══ DATA LINES ══

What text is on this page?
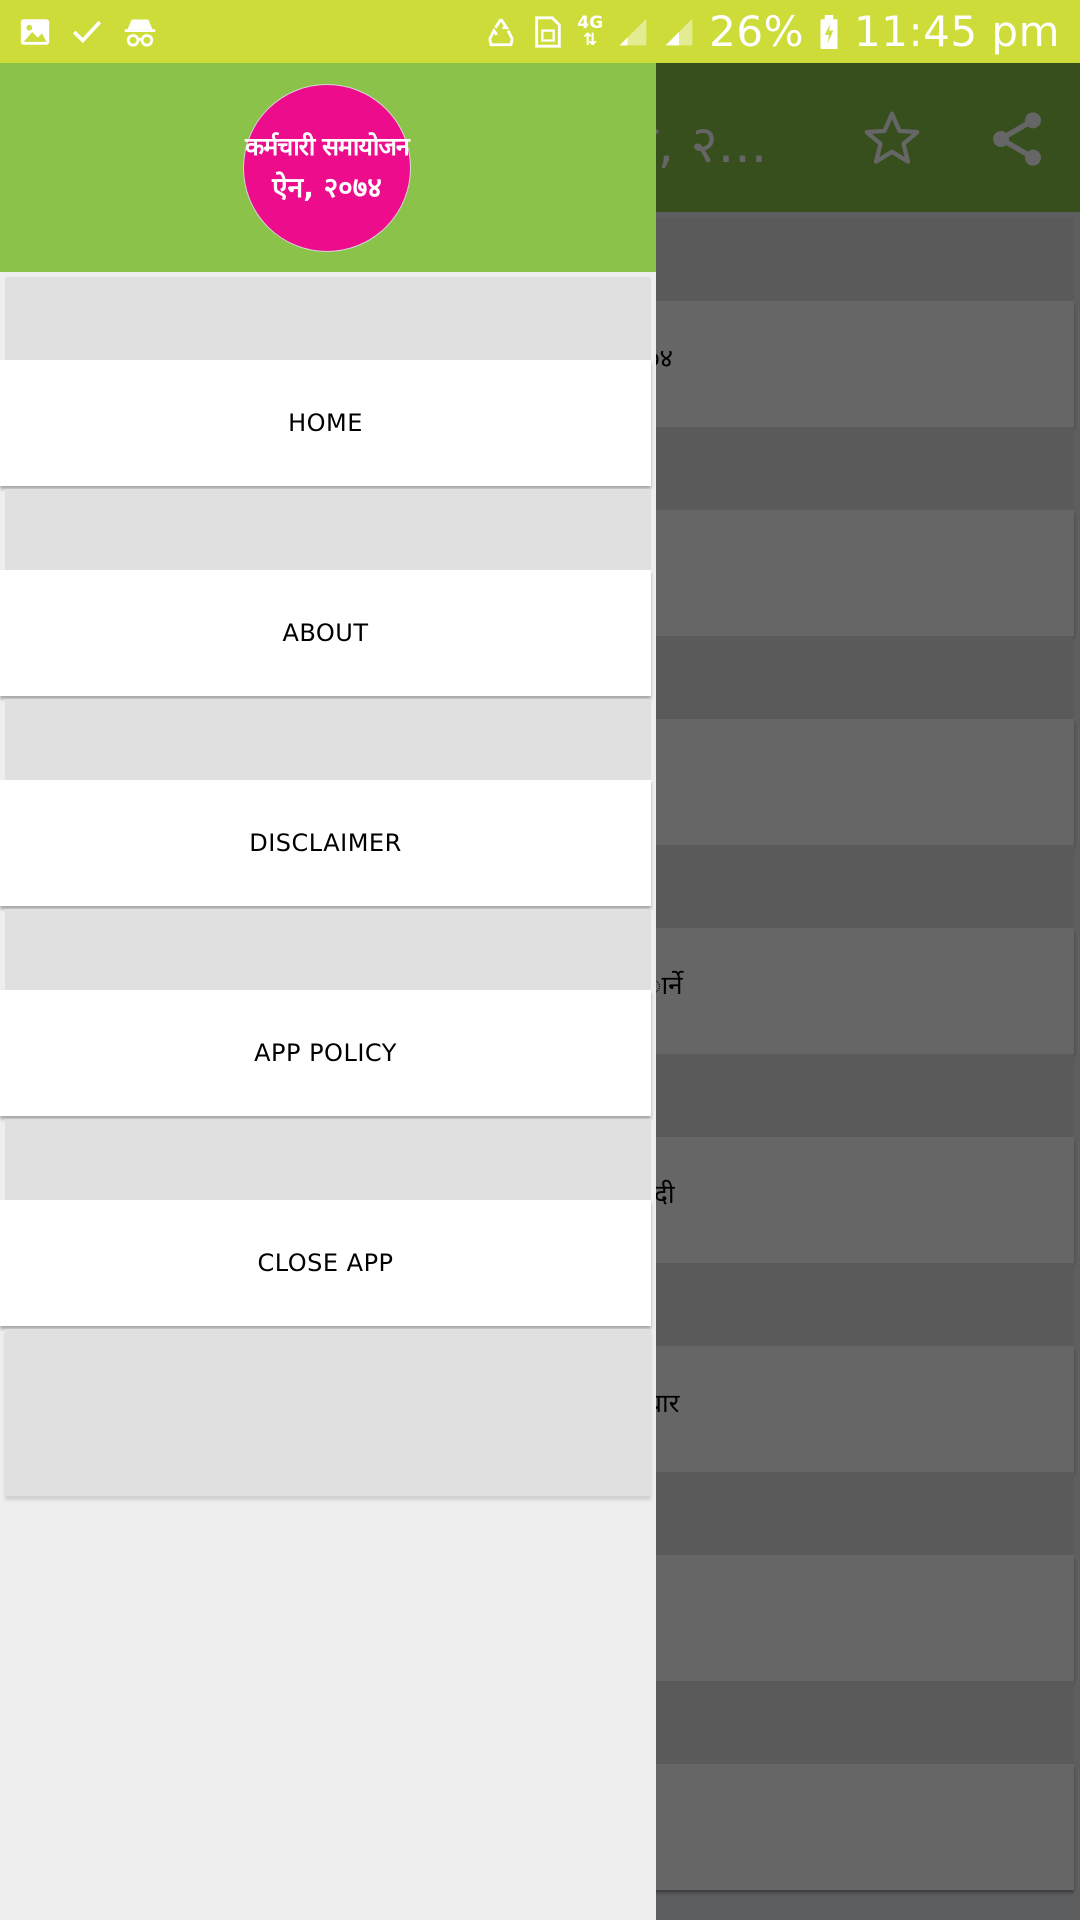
4G
⇅	26% 11:45 pm
कर्मचारी समायोजन
ऐन, २०७४
HOME
ABOUT
DISCLAIMER
APP POLICY
CLOSE APP
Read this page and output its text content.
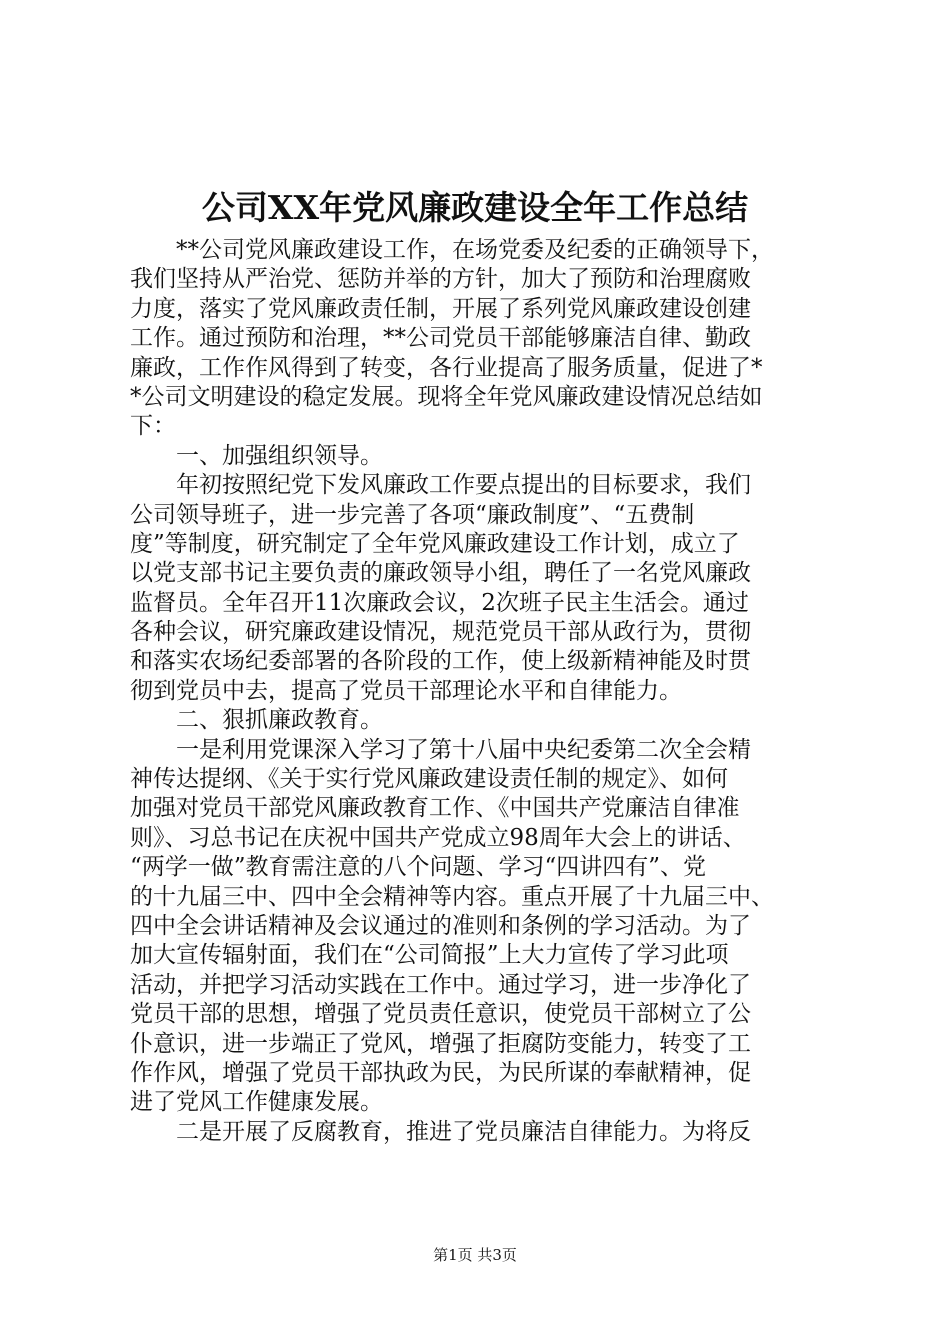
公司XX年党风廉政建设全年工作总结
**公司党风廉政建设工作，在场党委及纪委的正确领导下，
我们坚持从严治党、惩防并举的方针，加大了预防和治理腐败
力度，落实了党风廉政责任制，开展了系列党风廉政建设创建
工作。通过预防和治理，**公司党员干部能够廉洁自律、勤政
廉政，工作作风得到了转变，各行业提高了服务质量，促进了*
*公司文明建设的稳定发展。现将全年党风廉政建设情况总结如
下：
一、加强组织领导。
年初按照纪党下发风廉政工作要点提出的目标要求，我们
公司领导班子，进一步完善了各项“廉政制度”、“五费制
度”等制度，研究制定了全年党风廉政建设工作计划，成立了
以党支部书记主要负责的廉政领导小组，聘任了一名党风廉政
监督员。全年召开11次廉政会议，2次班子民主生活会。通过
各种会议，研究廉政建设情况，规范党员干部从政行为，贯彻
和落实农场纪委部署的各阶段的工作，使上级新精神能及时贯
彻到党员中去，提高了党员干部理论水平和自律能力。
二、狠抓廉政教育。
一是利用党课深入学习了第十八届中央纪委第二次全会精
神传达提纲、《关于实行党风廉政建设责任制的规定》、如何
加强对党员干部党风廉政教育工作、《中国共产党廉洁自律准
则》、习总书记在庆祝中国共产党成立98周年大会上的讲话、
“两学一做”教育需注意的八个问题、学习“四讲四有”、党
的十九届三中、四中全会精神等内容。重点开展了十九届三中、
四中全会讲话精神及会议通过的准则和条例的学习活动。为了
加大宣传辐射面，我们在“公司简报”上大力宣传了学习此项
活动，并把学习活动实践在工作中。通过学习，进一步净化了
党员干部的思想，增强了党员责任意识，使党员干部树立了公
仆意识，进一步端正了党风，增强了拒腐防变能力，转变了工
作作风，增强了党员干部执政为民，为民所谋的奉献精神，促
进了党风工作健康发展。
二是开展了反腐教育，推进了党员廉洁自律能力。为将反
第1页 共3页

═══

Search the material above for "this". Pull out each line where it shows up.

What text is on this page?
Read this page and output its text content.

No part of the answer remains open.